* [Instruction]:
Pull out each line of the records holding the string "relay".

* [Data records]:

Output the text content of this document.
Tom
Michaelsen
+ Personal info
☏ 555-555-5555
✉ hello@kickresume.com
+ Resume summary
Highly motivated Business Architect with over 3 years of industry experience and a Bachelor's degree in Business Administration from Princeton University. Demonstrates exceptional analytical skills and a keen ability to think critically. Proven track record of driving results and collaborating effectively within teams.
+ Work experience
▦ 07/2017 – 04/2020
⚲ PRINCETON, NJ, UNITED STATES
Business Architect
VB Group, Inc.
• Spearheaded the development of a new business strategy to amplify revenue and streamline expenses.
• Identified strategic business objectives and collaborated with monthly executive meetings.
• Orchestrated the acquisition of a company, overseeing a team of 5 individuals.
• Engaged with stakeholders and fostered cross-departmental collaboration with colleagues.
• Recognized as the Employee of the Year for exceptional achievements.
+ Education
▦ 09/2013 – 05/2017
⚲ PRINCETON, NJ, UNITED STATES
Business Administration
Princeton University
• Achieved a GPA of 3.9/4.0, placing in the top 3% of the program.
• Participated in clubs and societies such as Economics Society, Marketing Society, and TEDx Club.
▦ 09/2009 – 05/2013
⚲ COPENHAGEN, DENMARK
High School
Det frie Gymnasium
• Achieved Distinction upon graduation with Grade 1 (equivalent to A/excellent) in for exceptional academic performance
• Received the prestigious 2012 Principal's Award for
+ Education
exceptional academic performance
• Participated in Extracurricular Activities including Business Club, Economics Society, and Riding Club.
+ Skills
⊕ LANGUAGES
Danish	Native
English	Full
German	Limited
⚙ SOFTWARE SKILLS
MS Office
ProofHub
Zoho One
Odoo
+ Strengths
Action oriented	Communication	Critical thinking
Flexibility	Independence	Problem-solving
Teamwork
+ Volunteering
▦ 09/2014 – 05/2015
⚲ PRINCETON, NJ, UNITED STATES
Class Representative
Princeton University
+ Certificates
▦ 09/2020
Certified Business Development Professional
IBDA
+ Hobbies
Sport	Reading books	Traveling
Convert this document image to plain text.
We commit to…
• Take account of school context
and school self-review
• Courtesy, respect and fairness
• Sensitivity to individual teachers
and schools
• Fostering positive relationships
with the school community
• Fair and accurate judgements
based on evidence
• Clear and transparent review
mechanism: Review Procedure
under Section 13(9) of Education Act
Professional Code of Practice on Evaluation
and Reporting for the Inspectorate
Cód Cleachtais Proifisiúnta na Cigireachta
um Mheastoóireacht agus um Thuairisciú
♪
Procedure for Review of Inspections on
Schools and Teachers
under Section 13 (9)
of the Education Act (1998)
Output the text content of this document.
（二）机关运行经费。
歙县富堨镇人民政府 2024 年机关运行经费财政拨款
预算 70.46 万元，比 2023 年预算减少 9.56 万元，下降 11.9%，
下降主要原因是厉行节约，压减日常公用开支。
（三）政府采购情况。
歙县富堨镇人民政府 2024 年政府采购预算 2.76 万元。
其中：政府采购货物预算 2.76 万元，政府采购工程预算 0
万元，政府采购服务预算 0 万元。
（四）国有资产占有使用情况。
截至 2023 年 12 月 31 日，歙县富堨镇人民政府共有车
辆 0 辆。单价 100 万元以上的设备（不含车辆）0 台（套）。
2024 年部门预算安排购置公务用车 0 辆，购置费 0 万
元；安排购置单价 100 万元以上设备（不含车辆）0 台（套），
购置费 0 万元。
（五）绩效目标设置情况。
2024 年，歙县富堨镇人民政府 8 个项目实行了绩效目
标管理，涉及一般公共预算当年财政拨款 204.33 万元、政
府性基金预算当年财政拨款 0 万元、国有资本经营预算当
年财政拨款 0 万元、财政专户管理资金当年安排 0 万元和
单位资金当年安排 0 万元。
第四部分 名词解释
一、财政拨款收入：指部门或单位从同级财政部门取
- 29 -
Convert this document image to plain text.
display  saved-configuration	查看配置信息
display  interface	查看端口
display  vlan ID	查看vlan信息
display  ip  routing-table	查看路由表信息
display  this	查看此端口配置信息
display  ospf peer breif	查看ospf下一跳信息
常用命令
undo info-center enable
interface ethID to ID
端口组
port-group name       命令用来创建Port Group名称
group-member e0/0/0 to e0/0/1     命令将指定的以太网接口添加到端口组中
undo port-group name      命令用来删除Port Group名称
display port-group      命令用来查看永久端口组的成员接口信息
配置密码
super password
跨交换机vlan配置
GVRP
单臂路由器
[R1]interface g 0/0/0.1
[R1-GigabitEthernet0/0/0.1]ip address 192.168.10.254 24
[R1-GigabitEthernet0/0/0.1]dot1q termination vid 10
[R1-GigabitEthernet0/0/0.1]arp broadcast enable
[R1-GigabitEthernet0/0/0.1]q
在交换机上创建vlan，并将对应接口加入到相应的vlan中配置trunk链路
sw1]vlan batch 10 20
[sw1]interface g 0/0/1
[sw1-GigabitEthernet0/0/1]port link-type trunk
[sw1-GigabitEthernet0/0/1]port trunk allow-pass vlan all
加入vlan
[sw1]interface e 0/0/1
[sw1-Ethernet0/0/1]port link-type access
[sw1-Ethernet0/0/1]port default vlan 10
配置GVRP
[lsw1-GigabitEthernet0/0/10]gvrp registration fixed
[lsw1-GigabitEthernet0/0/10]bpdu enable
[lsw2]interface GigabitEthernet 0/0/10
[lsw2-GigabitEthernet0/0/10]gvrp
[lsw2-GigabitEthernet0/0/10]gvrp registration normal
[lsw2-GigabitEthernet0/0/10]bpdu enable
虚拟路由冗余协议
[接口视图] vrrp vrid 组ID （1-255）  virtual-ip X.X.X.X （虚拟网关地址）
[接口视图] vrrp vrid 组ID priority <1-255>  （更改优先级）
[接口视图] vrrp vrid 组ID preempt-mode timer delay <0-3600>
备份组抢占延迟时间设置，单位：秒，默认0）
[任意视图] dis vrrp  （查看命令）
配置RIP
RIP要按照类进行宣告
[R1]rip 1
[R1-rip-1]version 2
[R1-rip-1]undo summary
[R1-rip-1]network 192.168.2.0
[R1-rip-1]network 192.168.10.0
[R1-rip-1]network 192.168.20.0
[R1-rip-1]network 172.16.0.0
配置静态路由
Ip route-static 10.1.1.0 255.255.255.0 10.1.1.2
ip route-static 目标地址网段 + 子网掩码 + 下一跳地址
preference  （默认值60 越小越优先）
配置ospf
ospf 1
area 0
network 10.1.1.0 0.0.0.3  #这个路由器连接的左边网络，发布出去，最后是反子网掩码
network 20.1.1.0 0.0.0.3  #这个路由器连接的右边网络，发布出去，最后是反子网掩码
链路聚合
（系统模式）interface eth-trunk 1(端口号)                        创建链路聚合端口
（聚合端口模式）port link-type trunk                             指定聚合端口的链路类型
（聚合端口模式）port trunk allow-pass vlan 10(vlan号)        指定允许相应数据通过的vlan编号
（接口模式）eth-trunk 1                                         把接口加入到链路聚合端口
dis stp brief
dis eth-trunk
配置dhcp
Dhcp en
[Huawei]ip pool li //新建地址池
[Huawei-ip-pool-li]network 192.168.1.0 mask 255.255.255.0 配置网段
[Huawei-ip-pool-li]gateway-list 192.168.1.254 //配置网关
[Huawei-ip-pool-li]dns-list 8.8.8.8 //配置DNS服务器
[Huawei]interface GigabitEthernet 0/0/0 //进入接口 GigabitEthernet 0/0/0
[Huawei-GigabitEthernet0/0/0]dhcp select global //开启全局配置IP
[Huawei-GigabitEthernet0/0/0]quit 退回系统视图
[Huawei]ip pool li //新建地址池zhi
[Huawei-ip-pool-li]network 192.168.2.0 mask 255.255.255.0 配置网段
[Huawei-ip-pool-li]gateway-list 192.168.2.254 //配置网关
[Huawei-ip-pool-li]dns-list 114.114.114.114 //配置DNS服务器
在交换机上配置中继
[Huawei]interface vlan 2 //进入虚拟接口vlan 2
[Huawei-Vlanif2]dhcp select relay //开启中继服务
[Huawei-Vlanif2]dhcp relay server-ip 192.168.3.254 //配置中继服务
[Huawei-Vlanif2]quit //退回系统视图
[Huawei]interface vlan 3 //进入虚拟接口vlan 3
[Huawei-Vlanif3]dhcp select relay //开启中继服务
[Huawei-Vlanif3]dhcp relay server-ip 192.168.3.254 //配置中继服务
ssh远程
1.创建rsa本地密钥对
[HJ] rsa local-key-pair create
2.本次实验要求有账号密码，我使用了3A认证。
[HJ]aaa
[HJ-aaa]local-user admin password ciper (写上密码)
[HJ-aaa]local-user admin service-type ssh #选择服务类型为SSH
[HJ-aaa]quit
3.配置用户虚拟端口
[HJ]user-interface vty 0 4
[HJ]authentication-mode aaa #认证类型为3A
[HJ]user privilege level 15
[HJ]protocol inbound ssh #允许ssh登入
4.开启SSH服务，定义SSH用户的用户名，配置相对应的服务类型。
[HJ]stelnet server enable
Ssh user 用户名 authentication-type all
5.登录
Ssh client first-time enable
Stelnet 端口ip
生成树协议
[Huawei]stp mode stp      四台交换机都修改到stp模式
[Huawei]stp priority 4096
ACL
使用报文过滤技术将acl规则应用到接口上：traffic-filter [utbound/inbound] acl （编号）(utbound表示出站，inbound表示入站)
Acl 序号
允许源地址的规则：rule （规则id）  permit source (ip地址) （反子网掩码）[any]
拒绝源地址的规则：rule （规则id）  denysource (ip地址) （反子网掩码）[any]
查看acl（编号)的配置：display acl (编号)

* [Task answer]:
[Huawei-Vlanif2]dhcp select relay //开启中继服务
[Huawei-Vlanif2]dhcp relay server-ip 192.168.3.254 //配置中继服务
[Huawei-Vlanif3]dhcp select relay //开启中继服务
[Huawei-Vlanif3]dhcp relay server-ip 192.168.3.254 //配置中继服务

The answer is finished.